WORK TO BE COMPLETED:
Every entry that follows needs to be repeated exactly.

═══ INPUT ROWS

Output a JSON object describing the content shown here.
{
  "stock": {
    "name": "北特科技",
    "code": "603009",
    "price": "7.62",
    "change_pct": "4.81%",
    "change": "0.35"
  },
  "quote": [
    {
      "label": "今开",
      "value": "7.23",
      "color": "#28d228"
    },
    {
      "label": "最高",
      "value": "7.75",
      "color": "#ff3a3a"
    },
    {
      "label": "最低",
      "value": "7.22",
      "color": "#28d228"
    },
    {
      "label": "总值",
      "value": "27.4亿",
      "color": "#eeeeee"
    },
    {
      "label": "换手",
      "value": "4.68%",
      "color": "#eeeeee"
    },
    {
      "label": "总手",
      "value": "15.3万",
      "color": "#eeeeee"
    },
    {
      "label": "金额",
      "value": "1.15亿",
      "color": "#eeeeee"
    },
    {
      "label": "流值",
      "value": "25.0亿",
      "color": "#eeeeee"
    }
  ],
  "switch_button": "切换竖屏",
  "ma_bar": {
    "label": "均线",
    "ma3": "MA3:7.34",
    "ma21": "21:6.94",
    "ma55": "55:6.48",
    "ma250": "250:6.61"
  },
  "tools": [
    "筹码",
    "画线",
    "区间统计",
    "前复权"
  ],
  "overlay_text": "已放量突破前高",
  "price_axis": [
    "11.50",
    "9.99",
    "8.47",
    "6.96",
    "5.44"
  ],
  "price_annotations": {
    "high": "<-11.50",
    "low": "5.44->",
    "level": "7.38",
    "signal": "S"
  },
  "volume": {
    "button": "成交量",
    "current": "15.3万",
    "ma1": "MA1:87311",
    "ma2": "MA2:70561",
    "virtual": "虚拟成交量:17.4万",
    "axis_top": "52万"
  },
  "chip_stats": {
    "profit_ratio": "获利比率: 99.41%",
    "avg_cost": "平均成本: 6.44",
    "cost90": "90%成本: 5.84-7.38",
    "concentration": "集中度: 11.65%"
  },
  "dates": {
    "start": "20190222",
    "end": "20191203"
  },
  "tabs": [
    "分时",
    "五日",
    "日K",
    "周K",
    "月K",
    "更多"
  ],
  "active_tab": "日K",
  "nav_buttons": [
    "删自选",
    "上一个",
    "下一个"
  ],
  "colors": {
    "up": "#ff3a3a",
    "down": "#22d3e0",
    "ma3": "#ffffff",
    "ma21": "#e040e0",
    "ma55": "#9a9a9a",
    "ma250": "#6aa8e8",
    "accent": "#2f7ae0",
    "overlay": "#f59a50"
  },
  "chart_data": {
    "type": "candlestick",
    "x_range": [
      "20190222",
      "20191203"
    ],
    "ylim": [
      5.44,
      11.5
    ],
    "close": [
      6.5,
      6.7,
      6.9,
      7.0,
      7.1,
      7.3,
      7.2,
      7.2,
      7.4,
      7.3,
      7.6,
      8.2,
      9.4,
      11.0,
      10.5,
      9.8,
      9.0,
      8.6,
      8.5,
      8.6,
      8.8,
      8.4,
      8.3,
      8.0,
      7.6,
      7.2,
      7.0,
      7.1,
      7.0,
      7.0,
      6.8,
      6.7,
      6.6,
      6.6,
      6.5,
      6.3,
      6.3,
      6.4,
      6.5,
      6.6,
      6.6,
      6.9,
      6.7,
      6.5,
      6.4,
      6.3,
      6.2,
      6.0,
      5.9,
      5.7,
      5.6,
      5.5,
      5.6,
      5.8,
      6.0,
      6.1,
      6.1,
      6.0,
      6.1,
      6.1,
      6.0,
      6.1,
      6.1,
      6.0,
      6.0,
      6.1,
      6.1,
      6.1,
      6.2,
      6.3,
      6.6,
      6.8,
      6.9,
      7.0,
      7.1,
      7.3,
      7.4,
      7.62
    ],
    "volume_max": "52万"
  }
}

══════

ANSWER TO THE TASK:
Output a JSON object describing the content shown here.
{
  "stock": {
    "name": "北特科技",
    "code": "603009",
    "price": "7.62",
    "change_pct": "4.81%",
    "change": "0.35"
  },
  "quote": [
    {
      "label": "今开",
      "value": "7.23",
      "color": "#28d228"
    },
    {
      "label": "最高",
      "value": "7.75",
      "color": "#ff3a3a"
    },
    {
      "label": "最低",
      "value": "7.22",
      "color": "#28d228"
    },
    {
      "label": "总值",
      "value": "27.4亿",
      "color": "#eeeeee"
    },
    {
      "label": "换手",
      "value": "4.68%",
      "color": "#eeeeee"
    },
    {
      "label": "总手",
      "value": "15.3万",
      "color": "#eeeeee"
    },
    {
      "label": "金额",
      "value": "1.15亿",
      "color": "#eeeeee"
    },
    {
      "label": "流值",
      "value": "25.0亿",
      "color": "#eeeeee"
    }
  ],
  "switch_button": "切换竖屏",
  "ma_bar": {
    "label": "均线",
    "ma3": "MA3:7.34",
    "ma21": "21:6.94",
    "ma55": "55:6.48",
    "ma250": "250:6.61"
  },
  "tools": [
    "筹码",
    "画线",
    "区间统计",
    "前复权"
  ],
  "overlay_text": "已放量突破前高",
  "price_axis": [
    "11.50",
    "9.99",
    "8.47",
    "6.96",
    "5.44"
  ],
  "price_annotations": {
    "high": "<-11.50",
    "low": "5.44->",
    "level": "7.38",
    "signal": "S"
  },
  "volume": {
    "button": "成交量",
    "current": "15.3万",
    "ma1": "MA1:87311",
    "ma2": "MA2:70561",
    "virtual": "虚拟成交量:17.4万",
    "axis_top": "52万"
  },
  "chip_stats": {
    "profit_ratio": "获利比率: 99.41%",
    "avg_cost": "平均成本: 6.44",
    "cost90": "90%成本: 5.84-7.38",
    "concentration": "集中度: 11.65%"
  },
  "dates": {
    "start": "20190222",
    "end": "20191203"
  },
  "tabs": [
    "分时",
    "五日",
    "日K",
    "周K",
    "月K",
    "更多"
  ],
  "active_tab": "日K",
  "nav_buttons": [
    "删自选",
    "上一个",
    "下一个"
  ],
  "colors": {
    "up": "#ff3a3a",
    "down": "#22d3e0",
    "ma3": "#ffffff",
    "ma21": "#e040e0",
    "ma55": "#9a9a9a",
    "ma250": "#6aa8e8",
    "accent": "#2f7ae0",
    "overlay": "#f59a50"
  },
  "chart_data": {
    "type": "candlestick",
    "x_range": [
      "20190222",
      "20191203"
    ],
    "ylim": [
      5.44,
      11.5
    ],
    "close": [
      6.5,
      6.7,
      6.9,
      7.0,
      7.1,
      7.3,
      7.2,
      7.2,
      7.4,
      7.3,
      7.6,
      8.2,
      9.4,
      11.0,
      10.5,
      9.8,
      9.0,
      8.6,
      8.5,
      8.6,
      8.8,
      8.4,
      8.3,
      8.0,
      7.6,
      7.2,
      7.0,
      7.1,
      7.0,
      7.0,
      6.8,
      6.7,
      6.6,
      6.6,
      6.5,
      6.3,
      6.3,
      6.4,
      6.5,
      6.6,
      6.6,
      6.9,
      6.7,
      6.5,
      6.4,
      6.3,
      6.2,
      6.0,
      5.9,
      5.7,
      5.6,
      5.5,
      5.6,
      5.8,
      6.0,
      6.1,
      6.1,
      6.0,
      6.1,
      6.1,
      6.0,
      6.1,
      6.1,
      6.0,
      6.0,
      6.1,
      6.1,
      6.1,
      6.2,
      6.3,
      6.6,
      6.8,
      6.9,
      7.0,
      7.1,
      7.3,
      7.4,
      7.62
    ],
    "volume_max": "52万"
  }
}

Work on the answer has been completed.